--- RECORDS PROVIDED ---

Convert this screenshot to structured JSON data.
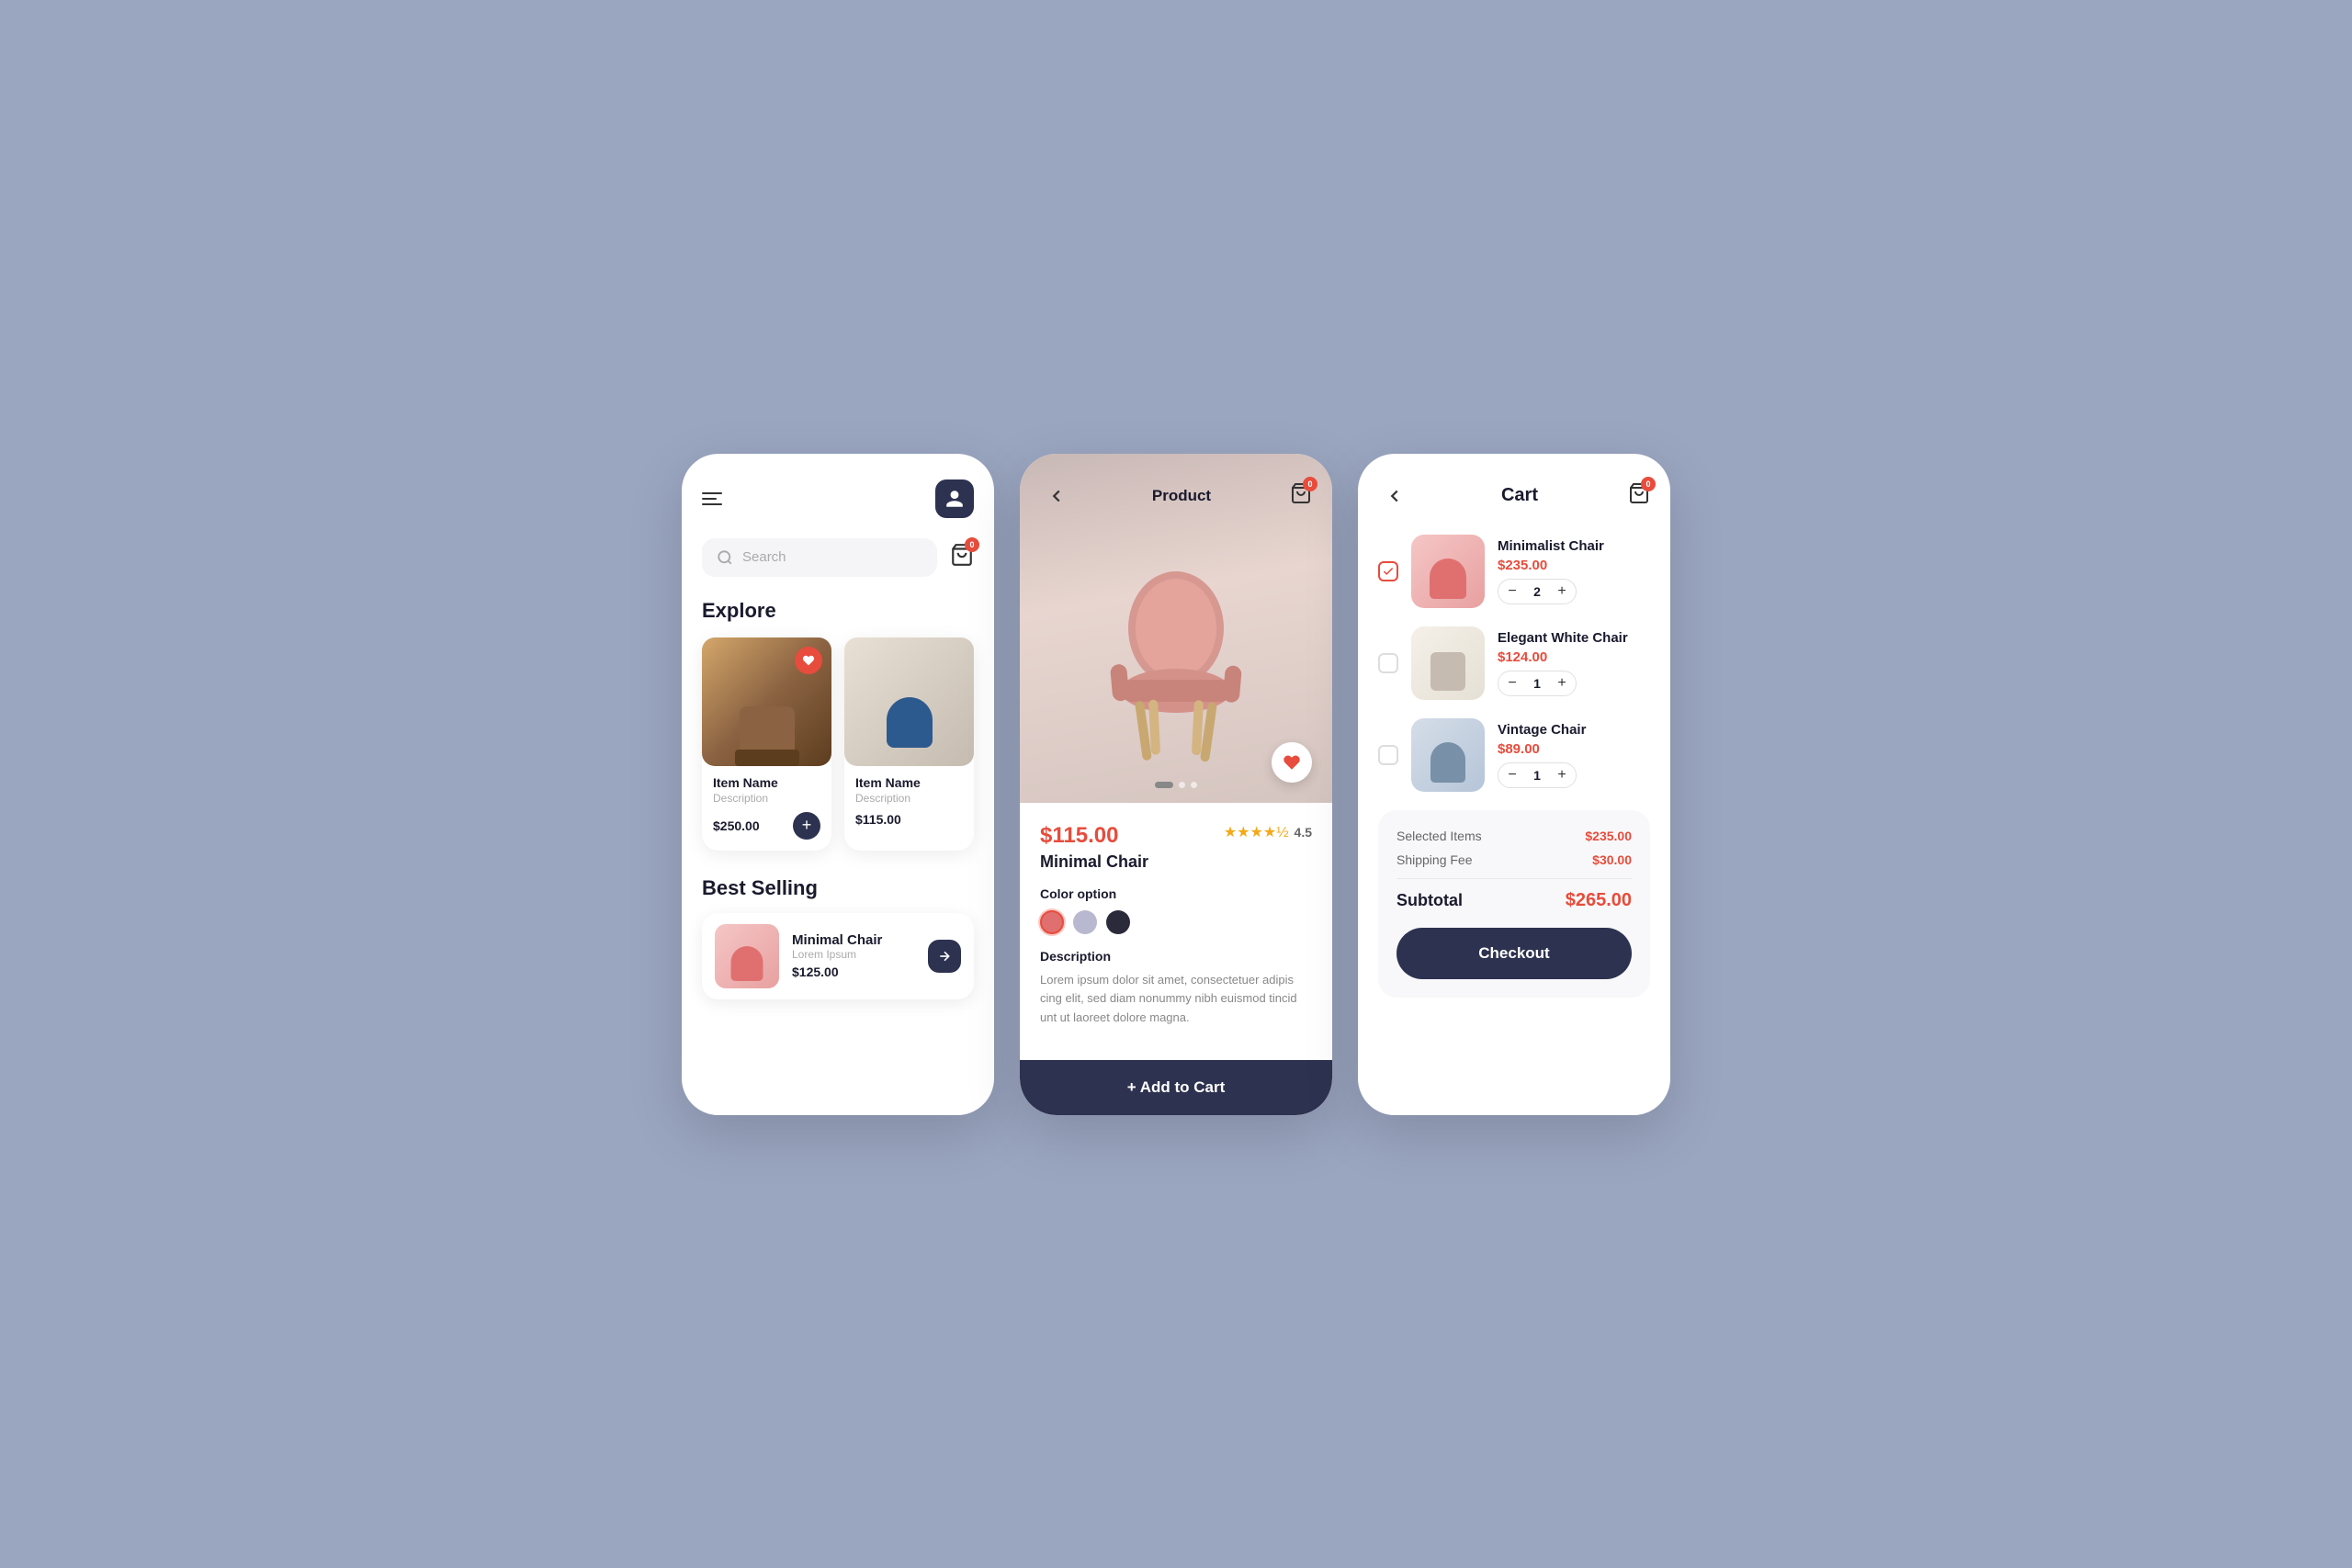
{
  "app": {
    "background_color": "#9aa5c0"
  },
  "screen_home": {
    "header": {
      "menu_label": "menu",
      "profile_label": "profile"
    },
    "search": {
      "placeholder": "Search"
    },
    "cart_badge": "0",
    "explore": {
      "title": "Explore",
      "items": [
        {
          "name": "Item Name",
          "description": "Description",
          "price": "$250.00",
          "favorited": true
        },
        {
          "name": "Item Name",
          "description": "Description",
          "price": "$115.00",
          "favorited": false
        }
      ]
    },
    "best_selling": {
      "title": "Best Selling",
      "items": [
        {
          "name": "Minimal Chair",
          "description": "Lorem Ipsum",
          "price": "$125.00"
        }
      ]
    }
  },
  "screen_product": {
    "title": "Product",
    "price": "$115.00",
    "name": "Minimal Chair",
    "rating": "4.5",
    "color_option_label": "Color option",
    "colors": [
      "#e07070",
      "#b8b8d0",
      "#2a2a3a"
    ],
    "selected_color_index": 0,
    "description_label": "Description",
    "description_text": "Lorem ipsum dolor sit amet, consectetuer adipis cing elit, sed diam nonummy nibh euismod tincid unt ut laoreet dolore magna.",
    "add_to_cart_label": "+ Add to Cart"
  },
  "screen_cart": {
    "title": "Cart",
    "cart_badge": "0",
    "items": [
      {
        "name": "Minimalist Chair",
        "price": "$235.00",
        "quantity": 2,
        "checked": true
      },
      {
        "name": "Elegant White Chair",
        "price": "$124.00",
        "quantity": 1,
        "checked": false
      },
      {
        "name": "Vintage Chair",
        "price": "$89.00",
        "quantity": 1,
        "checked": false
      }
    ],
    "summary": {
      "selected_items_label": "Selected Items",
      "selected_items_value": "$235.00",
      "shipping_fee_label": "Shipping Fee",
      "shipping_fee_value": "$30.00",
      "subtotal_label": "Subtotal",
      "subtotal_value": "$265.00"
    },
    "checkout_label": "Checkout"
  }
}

---

● **GIVEN PROBLEM**
Pictures in the records above are left out; print everything else exactly as written.

● **OUTPUT OF THE EXERCISE**
Convert this screenshot to structured JSON data.
{
  "app": {
    "background_color": "#9aa5c0"
  },
  "screen_home": {
    "header": {
      "menu_label": "menu",
      "profile_label": "profile"
    },
    "search": {
      "placeholder": "Search"
    },
    "cart_badge": "0",
    "explore": {
      "title": "Explore",
      "items": [
        {
          "name": "Item Name",
          "description": "Description",
          "price": "$250.00",
          "favorited": true
        },
        {
          "name": "Item Name",
          "description": "Description",
          "price": "$115.00",
          "favorited": false
        }
      ]
    },
    "best_selling": {
      "title": "Best Selling",
      "items": [
        {
          "name": "Minimal Chair",
          "description": "Lorem Ipsum",
          "price": "$125.00"
        }
      ]
    }
  },
  "screen_product": {
    "title": "Product",
    "price": "$115.00",
    "name": "Minimal Chair",
    "rating": "4.5",
    "color_option_label": "Color option",
    "colors": [
      "#e07070",
      "#b8b8d0",
      "#2a2a3a"
    ],
    "selected_color_index": 0,
    "description_label": "Description",
    "description_text": "Lorem ipsum dolor sit amet, consectetuer adipis cing elit, sed diam nonummy nibh euismod tincid unt ut laoreet dolore magna.",
    "add_to_cart_label": "+ Add to Cart"
  },
  "screen_cart": {
    "title": "Cart",
    "cart_badge": "0",
    "items": [
      {
        "name": "Minimalist Chair",
        "price": "$235.00",
        "quantity": 2,
        "checked": true
      },
      {
        "name": "Elegant White Chair",
        "price": "$124.00",
        "quantity": 1,
        "checked": false
      },
      {
        "name": "Vintage Chair",
        "price": "$89.00",
        "quantity": 1,
        "checked": false
      }
    ],
    "summary": {
      "selected_items_label": "Selected Items",
      "selected_items_value": "$235.00",
      "shipping_fee_label": "Shipping Fee",
      "shipping_fee_value": "$30.00",
      "subtotal_label": "Subtotal",
      "subtotal_value": "$265.00"
    },
    "checkout_label": "Checkout"
  }
}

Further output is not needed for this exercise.